Task: Leave the pictures out and print every record below exactly as it stands.

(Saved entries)
==========

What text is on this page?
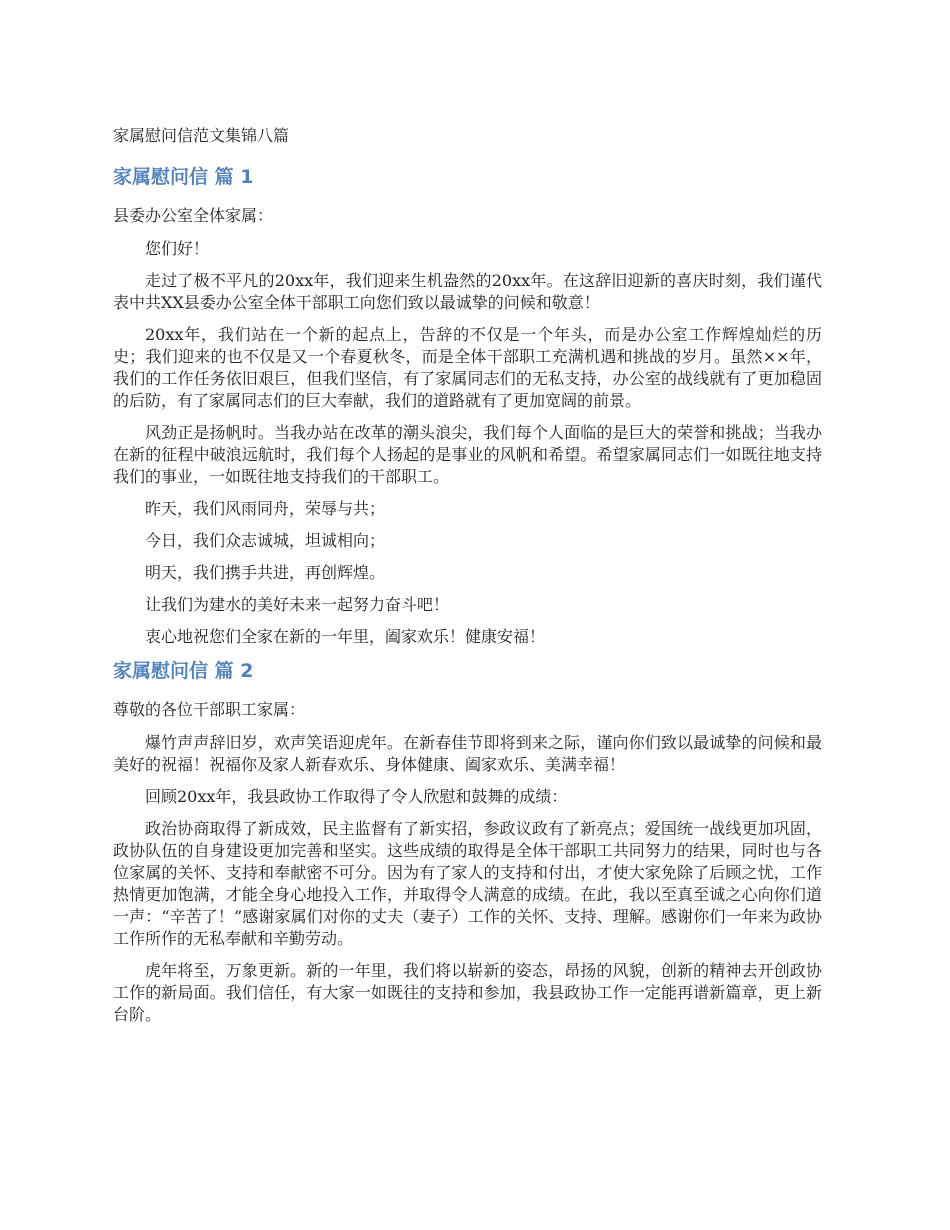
家属慰问信范文集锦八篇
家属慰问信 篇 1
县委办公室全体家属：

您们好！

走过了极不平凡的20xx年，我们迎来生机盎然的20xx年。在这辞旧迎新的喜庆时刻，我们谨代表中共XX县委办公室全体干部职工向您们致以最诚挚的问候和敬意！

20xx年，我们站在一个新的起点上，告辞的不仅是一个年头，而是办公室工作辉煌灿烂的历史；我们迎来的也不仅是又一个春夏秋冬，而是全体干部职工充满机遇和挑战的岁月。虽然××年，我们的工作任务依旧艰巨，但我们坚信，有了家属同志们的无私支持，办公室的战线就有了更加稳固的后防，有了家属同志们的巨大奉献，我们的道路就有了更加宽阔的前景。

风劲正是扬帆时。当我办站在改革的潮头浪尖，我们每个人面临的是巨大的荣誉和挑战；当我办在新的征程中破浪远航时，我们每个人扬起的是事业的风帆和希望。希望家属同志们一如既往地支持我们的事业，一如既往地支持我们的干部职工。

昨天，我们风雨同舟，荣辱与共；

今日，我们众志诚城，坦诚相向；

明天，我们携手共进，再创辉煌。

让我们为建水的美好未来一起努力奋斗吧！

衷心地祝您们全家在新的一年里，阖家欢乐！健康安福！

家属慰问信 篇 2
尊敬的各位干部职工家属：

爆竹声声辞旧岁，欢声笑语迎虎年。在新春佳节即将到来之际，谨向你们致以最诚挚的问候和最美好的祝福！祝福你及家人新春欢乐、身体健康、阖家欢乐、美满幸福！

回顾20xx年，我县政协工作取得了令人欣慰和鼓舞的成绩：

政治协商取得了新成效，民主监督有了新实招，参政议政有了新亮点；爱国统一战线更加巩固，政协队伍的自身建设更加完善和坚实。这些成绩的取得是全体干部职工共同努力的结果，同时也与各位家属的关怀、支持和奉献密不可分。因为有了家人的支持和付出，才使大家免除了后顾之忧，工作热情更加饱满，才能全身心地投入工作，并取得令人满意的成绩。在此，我以至真至诚之心向你们道一声：“辛苦了！”感谢家属们对你的丈夫（妻子）工作的关怀、支持、理解。感谢你们一年来为政协工作所作的无私奉献和辛勤劳动。

虎年将至，万象更新。新的一年里，我们将以崭新的姿态，昂扬的风貌，创新的精神去开创政协工作的新局面。我们信任，有大家一如既往的支持和参加，我县政协工作一定能再谱新篇章，更上新台阶。
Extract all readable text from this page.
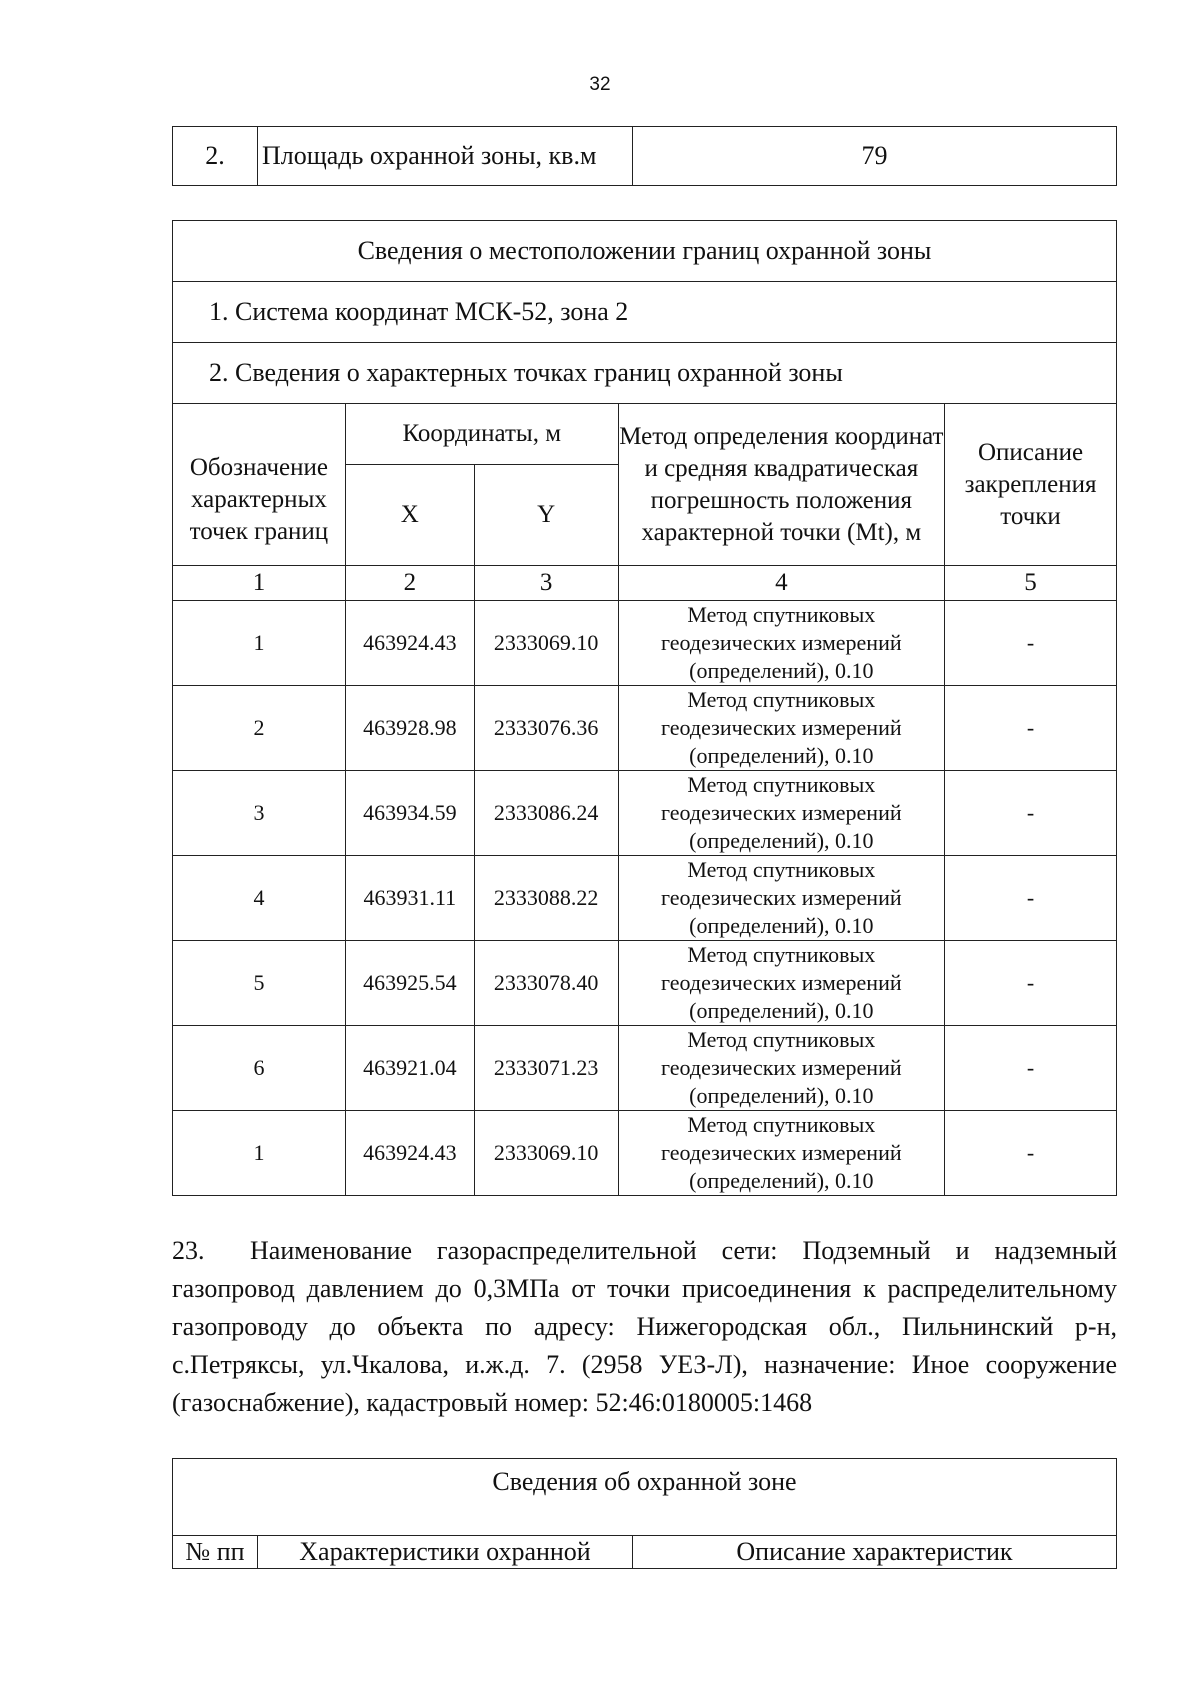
32
2.	Площадь охранной зоны, кв.м	79
Сведения о местоположении границ охранной зоны				
1. Система координат МСК-52, зона 2				
2. Сведения о характерных точках границ охранной зоны				
Обозначение характерных точек границ	Координаты, м		Метод определения координат и средняя квадратическая погрешность положения характерной точки (Mt), м	Описание закрепления точки
	X	Y		
1	2	3	4	5
1	463924.43	2333069.10	Метод спутниковых геодезических измерений (определений), 0.10	-
2	463928.98	2333076.36	Метод спутниковых геодезических измерений (определений), 0.10	-
3	463934.59	2333086.24	Метод спутниковых геодезических измерений (определений), 0.10	-
4	463931.11	2333088.22	Метод спутниковых геодезических измерений (определений), 0.10	-
5	463925.54	2333078.40	Метод спутниковых геодезических измерений (определений), 0.10	-
6	463921.04	2333071.23	Метод спутниковых геодезических измерений (определений), 0.10	-
1	463924.43	2333069.10	Метод спутниковых геодезических измерений (определений), 0.10	-
23. Наименование газораспределительной сети: Подземный и надземный газопровод давлением до 0,3МПа от точки присоединения к распределительному газопроводу до объекта по адресу: Нижегородская обл., Пильнинский р-н, с.Петряксы, ул.Чкалова, и.ж.д. 7. (2958 УЕЗ-Л), назначение: Иное сооружение (газоснабжение), кадастровый номер: 52:46:0180005:1468
Сведения об охранной зоне
№ пп	Характеристики охранной	Описание характеристик
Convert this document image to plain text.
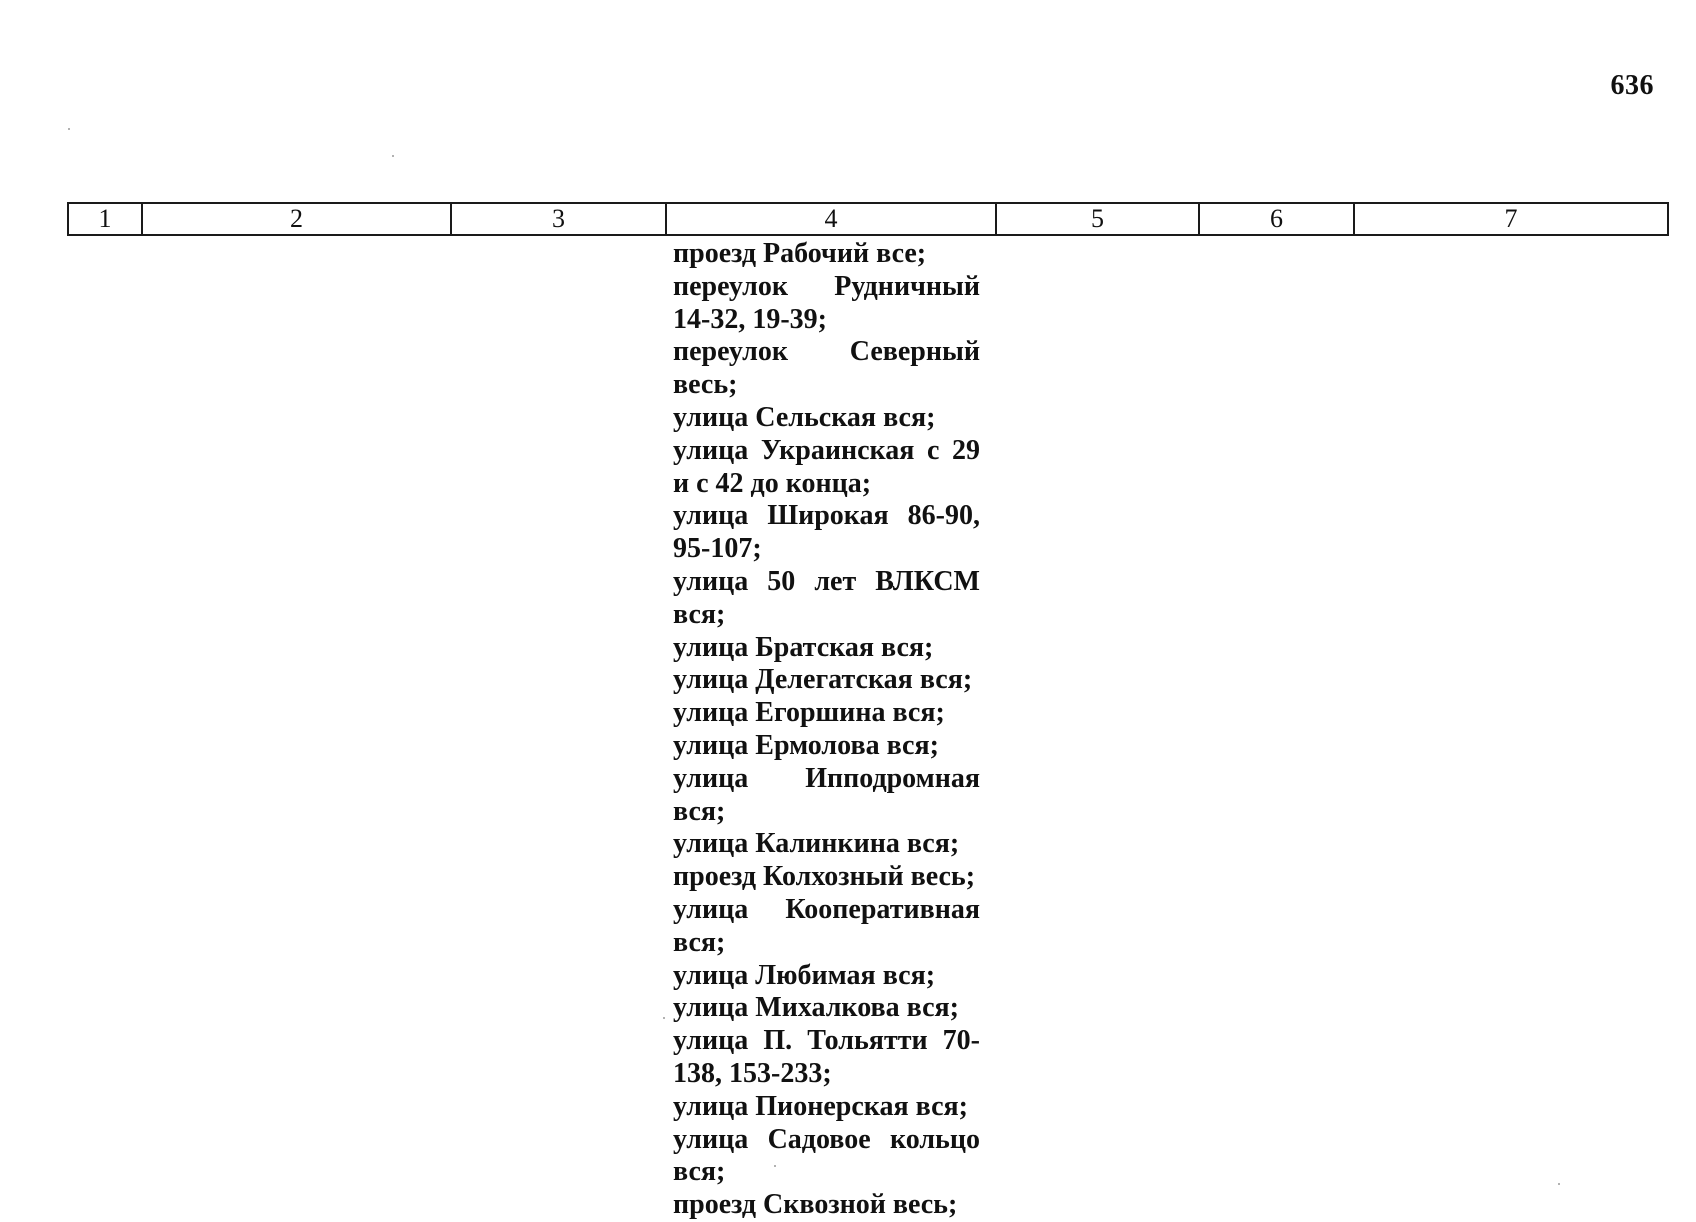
636
1	2	3	4	5	6	7

проезд Рабочий все;

переулок Рудничный 14-32, 19-39;

переулок Северный весь;

улица Сельская вся;

улица Украинская с 29 и с 42 до конца;

улица Широкая 86-90, 95-107;

улица 50 лет ВЛКСМ вся;

улица Братская вся;

улица Делегатская вся;

улица Егоршина вся;

улица Ермолова вся;

улица Ипподромная вся;

улица Калинкина вся;

проезд Колхозный весь;

улица Кооперативная вся;

улица Любимая вся;

улица Михалкова вся;

улица П. Тольятти 70-138, 153-233;

улица Пионерская вся;

улица Садовое кольцо вся;

проезд Сквозной весь;
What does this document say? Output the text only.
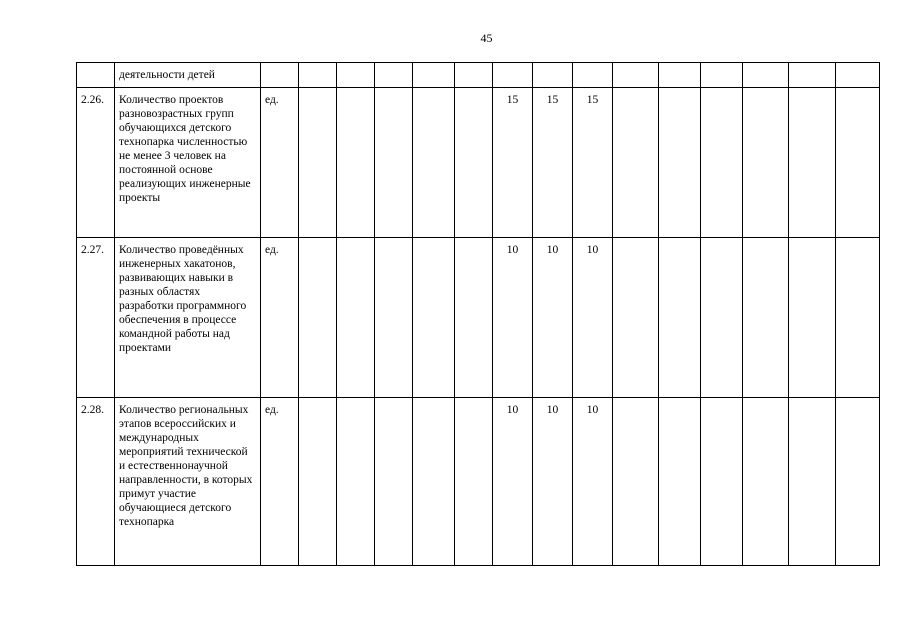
45
	деятельности детей															
2.26.	Количество проектов разновозрастных групп обучающихся детского технопарка численностью не менее 3 человек на постоянной основе реализующих инженерные проекты	ед.						15	15	15						
2.27.	Количество проведённых инженерных хакатонов, развивающих навыки в разных областях разработки программного обеспечения в процессе командной работы над проектами	ед.						10	10	10						
2.28.	Количество региональных этапов всероссийских и международных мероприятий технической и естественнонаучной направленности, в которых примут участие обучающиеся детского технопарка	ед.						10	10	10						
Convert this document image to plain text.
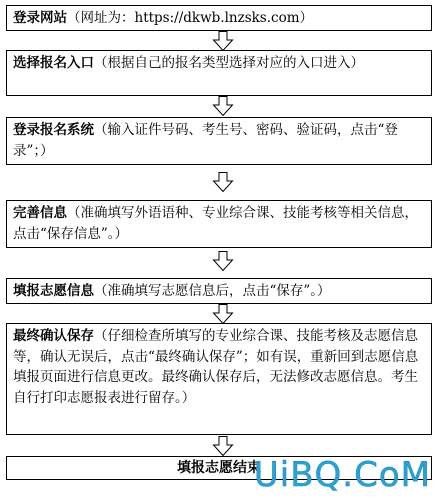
登录网站（网址为：https://dkwb.lnzsks.com）
选择报名入口（根据自己的报名类型选择对应的入口进入）
登录报名系统（输入证件号码、考生号、密码、验证码，点击“登录”；）
完善信息（准确填写外语语种、专业综合课、技能考核等相关信息，点击“保存信息”。）
填报志愿信息（准确填写志愿信息后，点击“保存”。）
最终确认保存（仔细检查所填写的专业综合课、技能考核及志愿信息等，确认无误后，点击“最终确认保存”；如有误，重新回到志愿信息填报页面进行信息更改。最终确认保存后，无法修改志愿信息。考生自行打印志愿报表进行留存。）
填报志愿结束
UiBQ.CoM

==========

Task output:
What text is on this page?
家属慰问信范文集锦八篇
家属慰问信 篇 1
县委办公室全体家属：

您们好！

走过了极不平凡的20xx年，我们迎来生机盎然的20xx年。在这辞旧迎新的喜庆时刻，我们谨代表中共XX县委办公室全体干部职工向您们致以最诚挚的问候和敬意！

20xx年，我们站在一个新的起点上，告辞的不仅是一个年头，而是办公室工作辉煌灿烂的历史；我们迎来的也不仅是又一个春夏秋冬，而是全体干部职工充满机遇和挑战的岁月。虽然××年，我们的工作任务依旧艰巨，但我们坚信，有了家属同志们的无私支持，办公室的战线就有了更加稳固的后防，有了家属同志们的巨大奉献，我们的道路就有了更加宽阔的前景。

风劲正是扬帆时。当我办站在改革的潮头浪尖，我们每个人面临的是巨大的荣誉和挑战；当我办在新的征程中破浪远航时，我们每个人扬起的是事业的风帆和希望。希望家属同志们一如既往地支持我们的事业，一如既往地支持我们的干部职工。

昨天，我们风雨同舟，荣辱与共；

今日，我们众志诚城，坦诚相向；

明天，我们携手共进，再创辉煌。

让我们为建水的美好未来一起努力奋斗吧！

衷心地祝您们全家在新的一年里，阖家欢乐！健康安福！

家属慰问信 篇 2
尊敬的各位干部职工家属：

爆竹声声辞旧岁，欢声笑语迎虎年。在新春佳节即将到来之际，谨向你们致以最诚挚的问候和最美好的祝福！祝福你及家人新春欢乐、身体健康、阖家欢乐、美满幸福！

回顾20xx年，我县政协工作取得了令人欣慰和鼓舞的成绩：

政治协商取得了新成效，民主监督有了新实招，参政议政有了新亮点；爱国统一战线更加巩固，政协队伍的自身建设更加完善和坚实。这些成绩的取得是全体干部职工共同努力的结果，同时也与各位家属的关怀、支持和奉献密不可分。因为有了家人的支持和付出，才使大家免除了后顾之忧，工作热情更加饱满，才能全身心地投入工作，并取得令人满意的成绩。在此，我以至真至诚之心向你们道一声：“辛苦了！”感谢家属们对你的丈夫（妻子）工作的关怀、支持、理解。感谢你们一年来为政协工作所作的无私奉献和辛勤劳动。

虎年将至，万象更新。新的一年里，我们将以崭新的姿态，昂扬的风貌，创新的精神去开创政协工作的新局面。我们信任，有大家一如既往的支持和参加，我县政协工作一定能再谱新篇章，更上新台阶。
Extract all readable text from this page.
32
2.	Площадь охранной зоны, кв.м	79
Сведения о местоположении границ охранной зоны				
1. Система координат МСК-52, зона 2				
2. Сведения о характерных точках границ охранной зоны				
Обозначение характерных точек границ	Координаты, м		Метод определения координат и средняя квадратическая погрешность положения характерной точки (Mt), м	Описание закрепления точки
	X	Y		
1	2	3	4	5
1	463924.43	2333069.10	Метод спутниковых геодезических измерений (определений), 0.10	-
2	463928.98	2333076.36	Метод спутниковых геодезических измерений (определений), 0.10	-
3	463934.59	2333086.24	Метод спутниковых геодезических измерений (определений), 0.10	-
4	463931.11	2333088.22	Метод спутниковых геодезических измерений (определений), 0.10	-
5	463925.54	2333078.40	Метод спутниковых геодезических измерений (определений), 0.10	-
6	463921.04	2333071.23	Метод спутниковых геодезических измерений (определений), 0.10	-
1	463924.43	2333069.10	Метод спутниковых геодезических измерений (определений), 0.10	-
23. Наименование газораспределительной сети: Подземный и надземный газопровод давлением до 0,3МПа от точки присоединения к распределительному газопроводу до объекта по адресу: Нижегородская обл., Пильнинский р-н, с.Петряксы, ул.Чкалова, и.ж.д. 7. (2958 УЕЗ-Л), назначение: Иное сооружение (газоснабжение), кадастровый номер: 52:46:0180005:1468
Сведения об охранной зоне
№ пп	Характеристики охранной	Описание характеристик
Convert this document image to plain text.
636
1	2	3	4	5	6	7

проезд Рабочий все;

переулок Рудничный 14-32, 19-39;

переулок Северный весь;

улица Сельская вся;

улица Украинская с 29 и с 42 до конца;

улица Широкая 86-90, 95-107;

улица 50 лет ВЛКСМ вся;

улица Братская вся;

улица Делегатская вся;

улица Егоршина вся;

улица Ермолова вся;

улица Ипподромная вся;

улица Калинкина вся;

проезд Колхозный весь;

улица Кооперативная вся;

улица Любимая вся;

улица Михалкова вся;

улица П. Тольятти 70-138, 153-233;

улица Пионерская вся;

улица Садовое кольцо вся;

проезд Сквозной весь;
What does this document say? Output the text only.
45
	деятельности детей															
2.26.	Количество проектов разновозрастных групп обучающихся детского технопарка численностью не менее 3 человек на постоянной основе реализующих инженерные проекты	ед.						15	15	15						
2.27.	Количество проведённых инженерных хакатонов, развивающих навыки в разных областях разработки программного обеспечения в процессе командной работы над проектами	ед.						10	10	10						
2.28.	Количество региональных этапов всероссийских и международных мероприятий технической и естественнонаучной направленности, в которых примут участие обучающиеся детского технопарка	ед.						10	10	10						
Convert this document image to plain text.
登录网站（网址为：https://dkwb.lnzsks.com）
选择报名入口（根据自己的报名类型选择对应的入口进入）
登录报名系统（输入证件号码、考生号、密码、验证码，点击“登录”；）
完善信息（准确填写外语语种、专业综合课、技能考核等相关信息，点击“保存信息”。）
填报志愿信息（准确填写志愿信息后，点击“保存”。）
最终确认保存（仔细检查所填写的专业综合课、技能考核及志愿信息等，确认无误后，点击“最终确认保存”；如有误，重新回到志愿信息填报页面进行信息更改。最终确认保存后，无法修改志愿信息。考生自行打印志愿报表进行留存。）
填报志愿结束
UiBQ.CoM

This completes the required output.